··· RECORDS FOR THE TASK

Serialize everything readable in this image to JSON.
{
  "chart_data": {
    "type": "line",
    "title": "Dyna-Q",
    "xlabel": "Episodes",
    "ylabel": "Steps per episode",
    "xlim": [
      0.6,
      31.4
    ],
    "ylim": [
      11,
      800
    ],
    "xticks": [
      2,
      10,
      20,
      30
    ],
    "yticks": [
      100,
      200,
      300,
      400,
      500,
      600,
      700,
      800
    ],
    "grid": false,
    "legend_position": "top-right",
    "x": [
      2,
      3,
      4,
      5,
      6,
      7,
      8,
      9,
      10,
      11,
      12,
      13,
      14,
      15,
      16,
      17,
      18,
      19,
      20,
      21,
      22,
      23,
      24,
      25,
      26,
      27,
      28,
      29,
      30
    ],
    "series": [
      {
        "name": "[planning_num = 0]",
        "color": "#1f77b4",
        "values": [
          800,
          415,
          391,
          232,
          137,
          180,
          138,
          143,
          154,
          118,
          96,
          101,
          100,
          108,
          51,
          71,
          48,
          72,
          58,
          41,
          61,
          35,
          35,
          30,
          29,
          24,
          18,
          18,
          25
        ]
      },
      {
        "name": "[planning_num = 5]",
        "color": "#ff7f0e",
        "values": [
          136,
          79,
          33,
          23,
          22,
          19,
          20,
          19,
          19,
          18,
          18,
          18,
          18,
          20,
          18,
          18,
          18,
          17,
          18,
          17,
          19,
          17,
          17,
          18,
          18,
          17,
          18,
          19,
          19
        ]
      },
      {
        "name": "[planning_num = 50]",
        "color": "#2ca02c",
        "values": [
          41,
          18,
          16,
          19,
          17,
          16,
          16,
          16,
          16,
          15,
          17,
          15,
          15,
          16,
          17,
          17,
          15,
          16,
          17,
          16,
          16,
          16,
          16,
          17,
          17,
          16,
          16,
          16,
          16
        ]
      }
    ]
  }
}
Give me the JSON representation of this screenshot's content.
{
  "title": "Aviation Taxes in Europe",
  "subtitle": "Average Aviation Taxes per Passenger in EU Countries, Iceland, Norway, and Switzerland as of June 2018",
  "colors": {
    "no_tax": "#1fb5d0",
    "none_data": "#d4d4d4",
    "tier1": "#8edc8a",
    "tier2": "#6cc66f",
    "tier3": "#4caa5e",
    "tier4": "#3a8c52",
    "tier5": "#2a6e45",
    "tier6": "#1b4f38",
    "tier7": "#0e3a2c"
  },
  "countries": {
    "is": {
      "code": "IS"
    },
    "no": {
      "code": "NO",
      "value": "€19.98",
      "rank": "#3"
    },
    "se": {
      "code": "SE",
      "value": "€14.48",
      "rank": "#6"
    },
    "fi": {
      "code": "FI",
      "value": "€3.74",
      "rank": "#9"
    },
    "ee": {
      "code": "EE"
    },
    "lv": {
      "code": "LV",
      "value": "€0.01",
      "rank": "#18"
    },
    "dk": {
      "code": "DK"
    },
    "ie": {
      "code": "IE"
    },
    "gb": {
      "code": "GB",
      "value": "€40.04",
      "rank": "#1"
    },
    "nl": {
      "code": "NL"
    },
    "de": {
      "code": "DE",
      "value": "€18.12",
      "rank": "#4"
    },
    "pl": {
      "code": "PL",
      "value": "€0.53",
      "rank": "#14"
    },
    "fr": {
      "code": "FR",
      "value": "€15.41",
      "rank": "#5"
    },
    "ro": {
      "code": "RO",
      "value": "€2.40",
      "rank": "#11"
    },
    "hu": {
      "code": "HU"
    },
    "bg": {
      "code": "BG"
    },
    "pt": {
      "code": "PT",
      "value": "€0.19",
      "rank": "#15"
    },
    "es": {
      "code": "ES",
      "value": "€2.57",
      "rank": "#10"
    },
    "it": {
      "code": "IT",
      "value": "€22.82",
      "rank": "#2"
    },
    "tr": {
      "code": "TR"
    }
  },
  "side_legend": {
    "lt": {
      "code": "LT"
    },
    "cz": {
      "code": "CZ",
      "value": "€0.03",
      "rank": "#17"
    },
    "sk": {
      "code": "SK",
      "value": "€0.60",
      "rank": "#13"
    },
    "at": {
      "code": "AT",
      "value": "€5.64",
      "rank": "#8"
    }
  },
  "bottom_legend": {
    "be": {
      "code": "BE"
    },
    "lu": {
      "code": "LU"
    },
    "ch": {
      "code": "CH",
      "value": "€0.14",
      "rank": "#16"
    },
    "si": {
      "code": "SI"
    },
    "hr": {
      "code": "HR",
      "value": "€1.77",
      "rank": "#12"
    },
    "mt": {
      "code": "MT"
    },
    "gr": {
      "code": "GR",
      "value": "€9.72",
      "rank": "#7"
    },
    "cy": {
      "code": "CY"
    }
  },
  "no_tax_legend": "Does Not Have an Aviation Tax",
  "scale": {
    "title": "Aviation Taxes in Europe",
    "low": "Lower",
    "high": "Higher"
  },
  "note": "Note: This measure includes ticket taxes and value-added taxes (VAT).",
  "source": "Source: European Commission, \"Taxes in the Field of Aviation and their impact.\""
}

······

> _GIVEN TASK_: Write out the entries in full, exactly as given.

> _ANSWER TO THIS PROBLEM_:
Serialize everything readable in this image to JSON.
{
  "chart_data": {
    "type": "line",
    "title": "Dyna-Q",
    "xlabel": "Episodes",
    "ylabel": "Steps per episode",
    "xlim": [
      0.6,
      31.4
    ],
    "ylim": [
      11,
      800
    ],
    "xticks": [
      2,
      10,
      20,
      30
    ],
    "yticks": [
      100,
      200,
      300,
      400,
      500,
      600,
      700,
      800
    ],
    "grid": false,
    "legend_position": "top-right",
    "x": [
      2,
      3,
      4,
      5,
      6,
      7,
      8,
      9,
      10,
      11,
      12,
      13,
      14,
      15,
      16,
      17,
      18,
      19,
      20,
      21,
      22,
      23,
      24,
      25,
      26,
      27,
      28,
      29,
      30
    ],
    "series": [
      {
        "name": "[planning_num = 0]",
        "color": "#1f77b4",
        "values": [
          800,
          415,
          391,
          232,
          137,
          180,
          138,
          143,
          154,
          118,
          96,
          101,
          100,
          108,
          51,
          71,
          48,
          72,
          58,
          41,
          61,
          35,
          35,
          30,
          29,
          24,
          18,
          18,
          25
        ]
      },
      {
        "name": "[planning_num = 5]",
        "color": "#ff7f0e",
        "values": [
          136,
          79,
          33,
          23,
          22,
          19,
          20,
          19,
          19,
          18,
          18,
          18,
          18,
          20,
          18,
          18,
          18,
          17,
          18,
          17,
          19,
          17,
          17,
          18,
          18,
          17,
          18,
          19,
          19
        ]
      },
      {
        "name": "[planning_num = 50]",
        "color": "#2ca02c",
        "values": [
          41,
          18,
          16,
          19,
          17,
          16,
          16,
          16,
          16,
          15,
          17,
          15,
          15,
          16,
          17,
          17,
          15,
          16,
          17,
          16,
          16,
          16,
          16,
          17,
          17,
          16,
          16,
          16,
          16
        ]
      }
    ]
  }
}
Give me the JSON representation of this screenshot's content.
{
  "title": "Aviation Taxes in Europe",
  "subtitle": "Average Aviation Taxes per Passenger in EU Countries, Iceland, Norway, and Switzerland as of June 2018",
  "colors": {
    "no_tax": "#1fb5d0",
    "none_data": "#d4d4d4",
    "tier1": "#8edc8a",
    "tier2": "#6cc66f",
    "tier3": "#4caa5e",
    "tier4": "#3a8c52",
    "tier5": "#2a6e45",
    "tier6": "#1b4f38",
    "tier7": "#0e3a2c"
  },
  "countries": {
    "is": {
      "code": "IS"
    },
    "no": {
      "code": "NO",
      "value": "€19.98",
      "rank": "#3"
    },
    "se": {
      "code": "SE",
      "value": "€14.48",
      "rank": "#6"
    },
    "fi": {
      "code": "FI",
      "value": "€3.74",
      "rank": "#9"
    },
    "ee": {
      "code": "EE"
    },
    "lv": {
      "code": "LV",
      "value": "€0.01",
      "rank": "#18"
    },
    "dk": {
      "code": "DK"
    },
    "ie": {
      "code": "IE"
    },
    "gb": {
      "code": "GB",
      "value": "€40.04",
      "rank": "#1"
    },
    "nl": {
      "code": "NL"
    },
    "de": {
      "code": "DE",
      "value": "€18.12",
      "rank": "#4"
    },
    "pl": {
      "code": "PL",
      "value": "€0.53",
      "rank": "#14"
    },
    "fr": {
      "code": "FR",
      "value": "€15.41",
      "rank": "#5"
    },
    "ro": {
      "code": "RO",
      "value": "€2.40",
      "rank": "#11"
    },
    "hu": {
      "code": "HU"
    },
    "bg": {
      "code": "BG"
    },
    "pt": {
      "code": "PT",
      "value": "€0.19",
      "rank": "#15"
    },
    "es": {
      "code": "ES",
      "value": "€2.57",
      "rank": "#10"
    },
    "it": {
      "code": "IT",
      "value": "€22.82",
      "rank": "#2"
    },
    "tr": {
      "code": "TR"
    }
  },
  "side_legend": {
    "lt": {
      "code": "LT"
    },
    "cz": {
      "code": "CZ",
      "value": "€0.03",
      "rank": "#17"
    },
    "sk": {
      "code": "SK",
      "value": "€0.60",
      "rank": "#13"
    },
    "at": {
      "code": "AT",
      "value": "€5.64",
      "rank": "#8"
    }
  },
  "bottom_legend": {
    "be": {
      "code": "BE"
    },
    "lu": {
      "code": "LU"
    },
    "ch": {
      "code": "CH",
      "value": "€0.14",
      "rank": "#16"
    },
    "si": {
      "code": "SI"
    },
    "hr": {
      "code": "HR",
      "value": "€1.77",
      "rank": "#12"
    },
    "mt": {
      "code": "MT"
    },
    "gr": {
      "code": "GR",
      "value": "€9.72",
      "rank": "#7"
    },
    "cy": {
      "code": "CY"
    }
  },
  "no_tax_legend": "Does Not Have an Aviation Tax",
  "scale": {
    "title": "Aviation Taxes in Europe",
    "low": "Lower",
    "high": "Higher"
  },
  "note": "Note: This measure includes ticket taxes and value-added taxes (VAT).",
  "source": "Source: European Commission, \"Taxes in the Field of Aviation and their impact.\""
}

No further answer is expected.